Dataset rows —
------------------------------------------------------------------------
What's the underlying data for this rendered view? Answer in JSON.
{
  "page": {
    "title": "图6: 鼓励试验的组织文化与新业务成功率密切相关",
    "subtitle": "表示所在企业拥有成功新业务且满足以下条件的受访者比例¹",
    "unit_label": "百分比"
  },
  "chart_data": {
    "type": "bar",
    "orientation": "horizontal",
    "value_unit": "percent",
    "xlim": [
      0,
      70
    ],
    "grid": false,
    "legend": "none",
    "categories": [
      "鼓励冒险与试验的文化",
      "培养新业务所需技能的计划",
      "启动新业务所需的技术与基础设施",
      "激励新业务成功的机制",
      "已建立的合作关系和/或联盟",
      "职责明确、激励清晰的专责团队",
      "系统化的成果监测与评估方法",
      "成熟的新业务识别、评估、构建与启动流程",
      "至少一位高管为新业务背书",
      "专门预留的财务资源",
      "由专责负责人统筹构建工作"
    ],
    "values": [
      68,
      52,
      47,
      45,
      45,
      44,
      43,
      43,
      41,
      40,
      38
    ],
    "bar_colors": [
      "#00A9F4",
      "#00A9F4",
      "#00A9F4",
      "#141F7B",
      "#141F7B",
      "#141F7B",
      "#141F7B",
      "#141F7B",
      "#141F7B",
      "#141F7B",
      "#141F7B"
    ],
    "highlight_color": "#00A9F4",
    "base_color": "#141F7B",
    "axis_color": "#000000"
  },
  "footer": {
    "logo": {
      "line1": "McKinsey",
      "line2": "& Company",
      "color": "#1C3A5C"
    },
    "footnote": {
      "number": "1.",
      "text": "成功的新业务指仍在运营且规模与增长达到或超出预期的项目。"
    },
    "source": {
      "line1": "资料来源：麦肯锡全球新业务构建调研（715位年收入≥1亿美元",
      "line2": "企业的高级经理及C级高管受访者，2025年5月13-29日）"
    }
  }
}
------------------------------------------------------------------------
Short exercise — Quote the entire listing above exactly.

Solution for this task —
What's the underlying data for this rendered view? Answer in JSON.
{
  "page": {
    "title": "图6: 鼓励试验的组织文化与新业务成功率密切相关",
    "subtitle": "表示所在企业拥有成功新业务且满足以下条件的受访者比例¹",
    "unit_label": "百分比"
  },
  "chart_data": {
    "type": "bar",
    "orientation": "horizontal",
    "value_unit": "percent",
    "xlim": [
      0,
      70
    ],
    "grid": false,
    "legend": "none",
    "categories": [
      "鼓励冒险与试验的文化",
      "培养新业务所需技能的计划",
      "启动新业务所需的技术与基础设施",
      "激励新业务成功的机制",
      "已建立的合作关系和/或联盟",
      "职责明确、激励清晰的专责团队",
      "系统化的成果监测与评估方法",
      "成熟的新业务识别、评估、构建与启动流程",
      "至少一位高管为新业务背书",
      "专门预留的财务资源",
      "由专责负责人统筹构建工作"
    ],
    "values": [
      68,
      52,
      47,
      45,
      45,
      44,
      43,
      43,
      41,
      40,
      38
    ],
    "bar_colors": [
      "#00A9F4",
      "#00A9F4",
      "#00A9F4",
      "#141F7B",
      "#141F7B",
      "#141F7B",
      "#141F7B",
      "#141F7B",
      "#141F7B",
      "#141F7B",
      "#141F7B"
    ],
    "highlight_color": "#00A9F4",
    "base_color": "#141F7B",
    "axis_color": "#000000"
  },
  "footer": {
    "logo": {
      "line1": "McKinsey",
      "line2": "& Company",
      "color": "#1C3A5C"
    },
    "footnote": {
      "number": "1.",
      "text": "成功的新业务指仍在运营且规模与增长达到或超出预期的项目。"
    },
    "source": {
      "line1": "资料来源：麦肯锡全球新业务构建调研（715位年收入≥1亿美元",
      "line2": "企业的高级经理及C级高管受访者，2025年5月13-29日）"
    }
  }
}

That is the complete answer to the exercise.